WORK TO BE COMPLETED: Copy out the lines that have "weatherproof" in them.

DATA FOR THIS EXERCISE:
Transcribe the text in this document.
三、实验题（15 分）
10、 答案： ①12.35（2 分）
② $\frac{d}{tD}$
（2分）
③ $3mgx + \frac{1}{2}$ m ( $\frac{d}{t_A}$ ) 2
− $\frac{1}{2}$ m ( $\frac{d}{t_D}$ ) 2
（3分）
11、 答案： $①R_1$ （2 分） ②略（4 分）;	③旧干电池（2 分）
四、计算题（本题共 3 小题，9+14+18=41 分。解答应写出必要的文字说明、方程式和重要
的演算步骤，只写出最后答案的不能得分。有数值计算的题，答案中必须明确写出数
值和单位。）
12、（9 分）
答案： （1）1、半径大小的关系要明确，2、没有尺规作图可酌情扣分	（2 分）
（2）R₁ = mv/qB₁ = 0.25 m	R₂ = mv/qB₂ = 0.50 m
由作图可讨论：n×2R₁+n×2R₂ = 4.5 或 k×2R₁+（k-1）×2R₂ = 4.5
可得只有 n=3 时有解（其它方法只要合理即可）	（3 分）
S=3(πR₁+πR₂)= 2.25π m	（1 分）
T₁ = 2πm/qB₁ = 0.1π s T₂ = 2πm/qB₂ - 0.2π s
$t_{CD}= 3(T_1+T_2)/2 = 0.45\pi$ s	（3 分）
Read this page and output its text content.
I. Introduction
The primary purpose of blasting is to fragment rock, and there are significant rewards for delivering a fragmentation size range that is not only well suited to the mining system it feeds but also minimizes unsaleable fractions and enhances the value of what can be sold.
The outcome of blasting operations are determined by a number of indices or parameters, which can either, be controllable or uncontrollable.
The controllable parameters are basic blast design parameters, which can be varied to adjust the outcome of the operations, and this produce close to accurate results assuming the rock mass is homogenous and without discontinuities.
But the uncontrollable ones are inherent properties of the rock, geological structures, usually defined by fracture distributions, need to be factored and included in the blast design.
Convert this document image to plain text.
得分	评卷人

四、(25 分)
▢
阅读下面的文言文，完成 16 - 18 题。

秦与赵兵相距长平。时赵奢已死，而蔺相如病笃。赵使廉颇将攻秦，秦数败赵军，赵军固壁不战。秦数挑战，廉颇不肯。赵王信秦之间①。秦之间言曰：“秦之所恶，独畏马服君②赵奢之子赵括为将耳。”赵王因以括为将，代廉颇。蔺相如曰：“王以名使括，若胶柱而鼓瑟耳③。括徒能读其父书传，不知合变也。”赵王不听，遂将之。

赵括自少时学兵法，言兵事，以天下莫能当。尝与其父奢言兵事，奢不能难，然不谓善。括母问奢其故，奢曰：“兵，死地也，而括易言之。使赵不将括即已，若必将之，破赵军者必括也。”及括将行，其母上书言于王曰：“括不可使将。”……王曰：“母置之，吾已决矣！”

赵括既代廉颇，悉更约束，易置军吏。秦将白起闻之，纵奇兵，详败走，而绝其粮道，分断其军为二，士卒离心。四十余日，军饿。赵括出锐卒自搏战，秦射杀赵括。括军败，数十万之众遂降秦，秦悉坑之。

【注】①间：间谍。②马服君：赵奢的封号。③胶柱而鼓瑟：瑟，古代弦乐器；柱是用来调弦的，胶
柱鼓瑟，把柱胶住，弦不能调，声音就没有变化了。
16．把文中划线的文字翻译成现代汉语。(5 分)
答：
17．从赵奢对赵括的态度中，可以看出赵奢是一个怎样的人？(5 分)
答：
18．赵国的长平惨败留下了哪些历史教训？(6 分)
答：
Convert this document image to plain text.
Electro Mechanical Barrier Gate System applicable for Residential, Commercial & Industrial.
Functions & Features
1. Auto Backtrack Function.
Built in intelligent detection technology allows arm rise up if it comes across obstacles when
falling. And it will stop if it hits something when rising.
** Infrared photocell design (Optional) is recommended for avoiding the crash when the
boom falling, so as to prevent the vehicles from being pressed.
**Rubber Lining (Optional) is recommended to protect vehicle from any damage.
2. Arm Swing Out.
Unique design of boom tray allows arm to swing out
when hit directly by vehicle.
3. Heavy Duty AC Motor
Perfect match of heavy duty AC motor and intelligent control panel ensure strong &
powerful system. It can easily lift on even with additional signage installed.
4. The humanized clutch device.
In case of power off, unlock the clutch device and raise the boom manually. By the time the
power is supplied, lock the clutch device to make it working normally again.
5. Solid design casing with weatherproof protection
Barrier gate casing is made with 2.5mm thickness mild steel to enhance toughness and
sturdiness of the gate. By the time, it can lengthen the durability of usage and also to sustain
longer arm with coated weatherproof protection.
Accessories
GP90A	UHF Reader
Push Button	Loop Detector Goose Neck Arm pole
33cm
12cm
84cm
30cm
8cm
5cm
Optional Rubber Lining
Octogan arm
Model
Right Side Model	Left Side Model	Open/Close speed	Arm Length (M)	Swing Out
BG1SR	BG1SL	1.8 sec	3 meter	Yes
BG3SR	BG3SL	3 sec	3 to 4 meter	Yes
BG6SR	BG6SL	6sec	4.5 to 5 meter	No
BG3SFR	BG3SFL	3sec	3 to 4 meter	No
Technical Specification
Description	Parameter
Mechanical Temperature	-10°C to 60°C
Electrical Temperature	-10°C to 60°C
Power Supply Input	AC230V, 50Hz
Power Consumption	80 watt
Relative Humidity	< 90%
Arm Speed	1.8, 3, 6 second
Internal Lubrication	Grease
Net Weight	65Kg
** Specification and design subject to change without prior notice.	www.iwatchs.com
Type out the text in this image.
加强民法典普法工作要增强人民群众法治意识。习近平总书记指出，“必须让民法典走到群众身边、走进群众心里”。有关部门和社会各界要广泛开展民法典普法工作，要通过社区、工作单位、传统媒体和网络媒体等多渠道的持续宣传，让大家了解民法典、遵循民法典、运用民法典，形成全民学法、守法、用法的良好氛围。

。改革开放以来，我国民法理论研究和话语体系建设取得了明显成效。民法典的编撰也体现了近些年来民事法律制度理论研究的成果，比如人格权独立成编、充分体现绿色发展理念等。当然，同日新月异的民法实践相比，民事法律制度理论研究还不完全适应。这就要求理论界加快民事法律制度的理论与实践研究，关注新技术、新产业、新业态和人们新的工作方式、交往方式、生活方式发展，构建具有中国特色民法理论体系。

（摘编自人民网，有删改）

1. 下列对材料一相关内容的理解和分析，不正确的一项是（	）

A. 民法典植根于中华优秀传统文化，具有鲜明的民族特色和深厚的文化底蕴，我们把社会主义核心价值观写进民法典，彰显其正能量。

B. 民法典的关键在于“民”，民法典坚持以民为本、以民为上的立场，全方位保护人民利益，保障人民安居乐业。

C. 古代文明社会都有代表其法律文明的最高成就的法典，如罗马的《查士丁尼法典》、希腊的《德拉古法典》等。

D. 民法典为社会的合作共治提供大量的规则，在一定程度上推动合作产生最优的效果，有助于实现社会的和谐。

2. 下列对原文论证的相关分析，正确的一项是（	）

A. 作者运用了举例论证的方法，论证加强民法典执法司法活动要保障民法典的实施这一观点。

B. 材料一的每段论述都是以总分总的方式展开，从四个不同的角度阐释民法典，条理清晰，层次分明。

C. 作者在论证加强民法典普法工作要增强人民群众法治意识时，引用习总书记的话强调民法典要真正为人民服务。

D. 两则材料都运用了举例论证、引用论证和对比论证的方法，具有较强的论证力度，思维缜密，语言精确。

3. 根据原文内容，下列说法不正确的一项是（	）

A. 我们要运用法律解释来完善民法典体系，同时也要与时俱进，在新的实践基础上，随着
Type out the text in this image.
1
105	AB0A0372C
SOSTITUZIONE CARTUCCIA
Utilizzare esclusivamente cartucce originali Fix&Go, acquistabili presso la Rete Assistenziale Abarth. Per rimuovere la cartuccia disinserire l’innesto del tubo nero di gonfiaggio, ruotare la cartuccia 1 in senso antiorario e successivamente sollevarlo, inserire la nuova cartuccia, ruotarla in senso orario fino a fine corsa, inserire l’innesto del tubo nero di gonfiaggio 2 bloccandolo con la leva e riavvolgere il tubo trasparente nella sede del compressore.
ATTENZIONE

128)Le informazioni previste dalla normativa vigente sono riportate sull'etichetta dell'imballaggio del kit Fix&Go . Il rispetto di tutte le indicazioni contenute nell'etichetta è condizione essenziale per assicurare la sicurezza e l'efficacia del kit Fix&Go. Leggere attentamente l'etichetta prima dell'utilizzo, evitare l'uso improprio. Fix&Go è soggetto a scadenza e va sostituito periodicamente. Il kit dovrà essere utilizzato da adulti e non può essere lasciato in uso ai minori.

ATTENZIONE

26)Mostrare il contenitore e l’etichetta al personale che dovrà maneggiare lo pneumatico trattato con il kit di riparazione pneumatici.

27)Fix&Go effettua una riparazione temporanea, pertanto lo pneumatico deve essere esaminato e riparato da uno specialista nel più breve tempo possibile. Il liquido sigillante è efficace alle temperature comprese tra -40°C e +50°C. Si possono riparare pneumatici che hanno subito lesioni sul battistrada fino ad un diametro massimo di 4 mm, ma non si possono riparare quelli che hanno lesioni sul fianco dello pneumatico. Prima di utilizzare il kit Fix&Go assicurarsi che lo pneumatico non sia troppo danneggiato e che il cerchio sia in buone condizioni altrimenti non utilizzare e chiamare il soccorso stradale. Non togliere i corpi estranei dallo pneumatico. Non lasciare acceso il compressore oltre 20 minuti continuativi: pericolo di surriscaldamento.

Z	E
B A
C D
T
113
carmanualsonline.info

SOLUTION TO THE EXERCISE:
5. Solid design casing with weatherproof protection
longer arm with coated weatherproof protection.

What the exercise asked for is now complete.